* _EXERCISE DIRECTIONS_
Copy out the lines below precisely, starting at the first line and ending at the line that contains "tree-node-1[interactable]: 1 bbox=[286, 177, 350, 241]", with both ends included.

[Excerpt from a dataset]
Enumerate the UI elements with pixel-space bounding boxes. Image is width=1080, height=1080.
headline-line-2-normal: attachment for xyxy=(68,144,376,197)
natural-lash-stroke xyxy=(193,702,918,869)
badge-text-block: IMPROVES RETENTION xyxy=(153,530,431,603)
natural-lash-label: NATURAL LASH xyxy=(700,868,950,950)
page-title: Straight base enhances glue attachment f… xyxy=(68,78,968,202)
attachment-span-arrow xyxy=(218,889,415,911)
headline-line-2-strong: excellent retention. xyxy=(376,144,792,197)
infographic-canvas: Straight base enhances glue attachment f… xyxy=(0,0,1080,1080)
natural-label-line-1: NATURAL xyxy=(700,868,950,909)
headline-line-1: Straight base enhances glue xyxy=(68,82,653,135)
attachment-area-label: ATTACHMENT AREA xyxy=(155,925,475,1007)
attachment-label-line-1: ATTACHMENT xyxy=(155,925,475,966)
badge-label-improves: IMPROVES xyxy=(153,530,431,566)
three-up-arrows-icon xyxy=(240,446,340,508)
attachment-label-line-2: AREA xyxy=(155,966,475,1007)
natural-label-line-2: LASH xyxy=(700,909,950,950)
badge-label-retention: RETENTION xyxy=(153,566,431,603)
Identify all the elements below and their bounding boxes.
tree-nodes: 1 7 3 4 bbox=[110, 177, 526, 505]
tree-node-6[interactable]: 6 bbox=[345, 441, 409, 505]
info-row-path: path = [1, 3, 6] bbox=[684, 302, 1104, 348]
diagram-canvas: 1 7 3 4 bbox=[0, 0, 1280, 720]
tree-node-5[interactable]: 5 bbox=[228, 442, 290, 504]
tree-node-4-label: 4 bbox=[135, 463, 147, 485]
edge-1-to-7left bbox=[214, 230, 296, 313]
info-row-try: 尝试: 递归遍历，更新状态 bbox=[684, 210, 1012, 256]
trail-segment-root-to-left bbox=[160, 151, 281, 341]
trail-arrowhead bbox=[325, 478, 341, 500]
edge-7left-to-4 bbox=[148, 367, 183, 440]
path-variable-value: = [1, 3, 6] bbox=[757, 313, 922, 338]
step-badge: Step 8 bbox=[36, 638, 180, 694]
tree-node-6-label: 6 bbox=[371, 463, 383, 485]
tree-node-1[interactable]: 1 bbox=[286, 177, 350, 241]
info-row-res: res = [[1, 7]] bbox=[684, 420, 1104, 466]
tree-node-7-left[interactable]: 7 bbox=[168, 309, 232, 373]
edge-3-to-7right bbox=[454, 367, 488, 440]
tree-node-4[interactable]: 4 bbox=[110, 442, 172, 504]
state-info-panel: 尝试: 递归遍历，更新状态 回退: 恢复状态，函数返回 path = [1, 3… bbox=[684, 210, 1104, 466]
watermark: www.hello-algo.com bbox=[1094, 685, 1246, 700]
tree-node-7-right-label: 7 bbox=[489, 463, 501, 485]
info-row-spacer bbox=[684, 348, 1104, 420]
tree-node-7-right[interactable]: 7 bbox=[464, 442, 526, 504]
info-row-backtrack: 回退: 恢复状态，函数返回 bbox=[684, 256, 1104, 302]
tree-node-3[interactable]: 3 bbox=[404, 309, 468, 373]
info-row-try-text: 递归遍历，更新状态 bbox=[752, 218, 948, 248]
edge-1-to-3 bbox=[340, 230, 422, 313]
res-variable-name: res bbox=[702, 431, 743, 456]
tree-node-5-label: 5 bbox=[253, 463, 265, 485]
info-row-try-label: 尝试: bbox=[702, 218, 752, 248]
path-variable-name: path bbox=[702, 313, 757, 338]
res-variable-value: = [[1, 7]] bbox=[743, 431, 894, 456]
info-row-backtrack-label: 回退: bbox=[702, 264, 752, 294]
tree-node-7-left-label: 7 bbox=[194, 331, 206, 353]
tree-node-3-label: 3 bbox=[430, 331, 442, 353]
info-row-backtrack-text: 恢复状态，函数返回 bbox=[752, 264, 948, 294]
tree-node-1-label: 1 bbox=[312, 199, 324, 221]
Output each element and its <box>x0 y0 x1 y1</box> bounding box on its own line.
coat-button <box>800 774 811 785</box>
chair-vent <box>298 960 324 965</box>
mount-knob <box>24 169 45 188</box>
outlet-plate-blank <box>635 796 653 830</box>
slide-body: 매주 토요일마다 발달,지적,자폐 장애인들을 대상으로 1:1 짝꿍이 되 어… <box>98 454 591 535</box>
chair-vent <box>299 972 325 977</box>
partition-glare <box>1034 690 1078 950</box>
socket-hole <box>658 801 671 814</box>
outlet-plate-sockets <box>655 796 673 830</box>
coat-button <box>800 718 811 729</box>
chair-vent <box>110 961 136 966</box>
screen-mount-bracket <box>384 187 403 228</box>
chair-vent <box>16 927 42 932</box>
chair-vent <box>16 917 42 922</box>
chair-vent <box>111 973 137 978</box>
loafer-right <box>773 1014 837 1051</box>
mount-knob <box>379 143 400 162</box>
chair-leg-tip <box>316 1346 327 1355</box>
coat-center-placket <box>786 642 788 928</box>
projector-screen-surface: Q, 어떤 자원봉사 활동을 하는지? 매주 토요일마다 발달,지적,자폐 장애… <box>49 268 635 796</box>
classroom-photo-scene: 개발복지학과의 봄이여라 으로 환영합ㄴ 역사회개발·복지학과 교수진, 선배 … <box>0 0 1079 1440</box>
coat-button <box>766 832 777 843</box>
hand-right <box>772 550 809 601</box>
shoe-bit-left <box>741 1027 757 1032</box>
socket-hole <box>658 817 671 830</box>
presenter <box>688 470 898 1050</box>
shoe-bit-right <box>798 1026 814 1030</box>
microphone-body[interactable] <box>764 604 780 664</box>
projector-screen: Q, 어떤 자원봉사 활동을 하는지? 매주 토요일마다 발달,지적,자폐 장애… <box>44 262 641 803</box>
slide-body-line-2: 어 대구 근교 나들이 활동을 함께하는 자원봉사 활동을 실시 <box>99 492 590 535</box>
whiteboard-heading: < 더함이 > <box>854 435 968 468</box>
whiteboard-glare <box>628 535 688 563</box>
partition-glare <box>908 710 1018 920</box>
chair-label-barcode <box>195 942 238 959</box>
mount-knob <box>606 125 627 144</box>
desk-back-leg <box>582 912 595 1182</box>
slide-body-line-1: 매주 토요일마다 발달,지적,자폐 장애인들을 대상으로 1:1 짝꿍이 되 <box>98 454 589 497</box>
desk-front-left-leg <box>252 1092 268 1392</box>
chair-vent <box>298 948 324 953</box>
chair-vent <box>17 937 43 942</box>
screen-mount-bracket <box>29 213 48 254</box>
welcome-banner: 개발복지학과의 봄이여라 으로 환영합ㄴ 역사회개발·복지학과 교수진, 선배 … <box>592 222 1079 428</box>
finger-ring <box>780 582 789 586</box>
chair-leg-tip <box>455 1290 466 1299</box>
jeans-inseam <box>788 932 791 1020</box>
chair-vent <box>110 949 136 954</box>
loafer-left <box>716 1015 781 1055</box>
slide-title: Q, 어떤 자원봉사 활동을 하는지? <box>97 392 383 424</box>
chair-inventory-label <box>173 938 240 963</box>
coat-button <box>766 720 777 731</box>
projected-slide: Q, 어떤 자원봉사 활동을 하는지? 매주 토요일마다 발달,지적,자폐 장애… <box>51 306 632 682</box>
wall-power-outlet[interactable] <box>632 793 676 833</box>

* _FINISHED EXERCISE_
Enumerate the UI elements with pixel-space bounding boxes. Image is width=1080, height=1080.
headline-line-2-normal: attachment for xyxy=(68,144,376,197)
natural-lash-stroke xyxy=(193,702,918,869)
badge-text-block: IMPROVES RETENTION xyxy=(153,530,431,603)
natural-lash-label: NATURAL LASH xyxy=(700,868,950,950)
page-title: Straight base enhances glue attachment f… xyxy=(68,78,968,202)
attachment-span-arrow xyxy=(218,889,415,911)
headline-line-2-strong: excellent retention. xyxy=(376,144,792,197)
infographic-canvas: Straight base enhances glue attachment f… xyxy=(0,0,1080,1080)
natural-label-line-1: NATURAL xyxy=(700,868,950,909)
headline-line-1: Straight base enhances glue xyxy=(68,82,653,135)
attachment-area-label: ATTACHMENT AREA xyxy=(155,925,475,1007)
attachment-label-line-1: ATTACHMENT xyxy=(155,925,475,966)
badge-label-improves: IMPROVES xyxy=(153,530,431,566)
three-up-arrows-icon xyxy=(240,446,340,508)
attachment-label-line-2: AREA xyxy=(155,966,475,1007)
natural-label-line-2: LASH xyxy=(700,909,950,950)
badge-label-retention: RETENTION xyxy=(153,566,431,603)
Identify all the elements below and their bounding boxes.
tree-nodes: 1 7 3 4 bbox=[110, 177, 526, 505]
tree-node-6[interactable]: 6 bbox=[345, 441, 409, 505]
info-row-path: path = [1, 3, 6] bbox=[684, 302, 1104, 348]
diagram-canvas: 1 7 3 4 bbox=[0, 0, 1280, 720]
tree-node-5[interactable]: 5 bbox=[228, 442, 290, 504]
tree-node-4-label: 4 bbox=[135, 463, 147, 485]
edge-1-to-7left bbox=[214, 230, 296, 313]
info-row-try: 尝试: 递归遍历，更新状态 bbox=[684, 210, 1012, 256]
trail-segment-root-to-left bbox=[160, 151, 281, 341]
trail-arrowhead bbox=[325, 478, 341, 500]
edge-7left-to-4 bbox=[148, 367, 183, 440]
path-variable-value: = [1, 3, 6] bbox=[757, 313, 922, 338]
step-badge: Step 8 bbox=[36, 638, 180, 694]
tree-node-6-label: 6 bbox=[371, 463, 383, 485]
tree-node-1[interactable]: 1 bbox=[286, 177, 350, 241]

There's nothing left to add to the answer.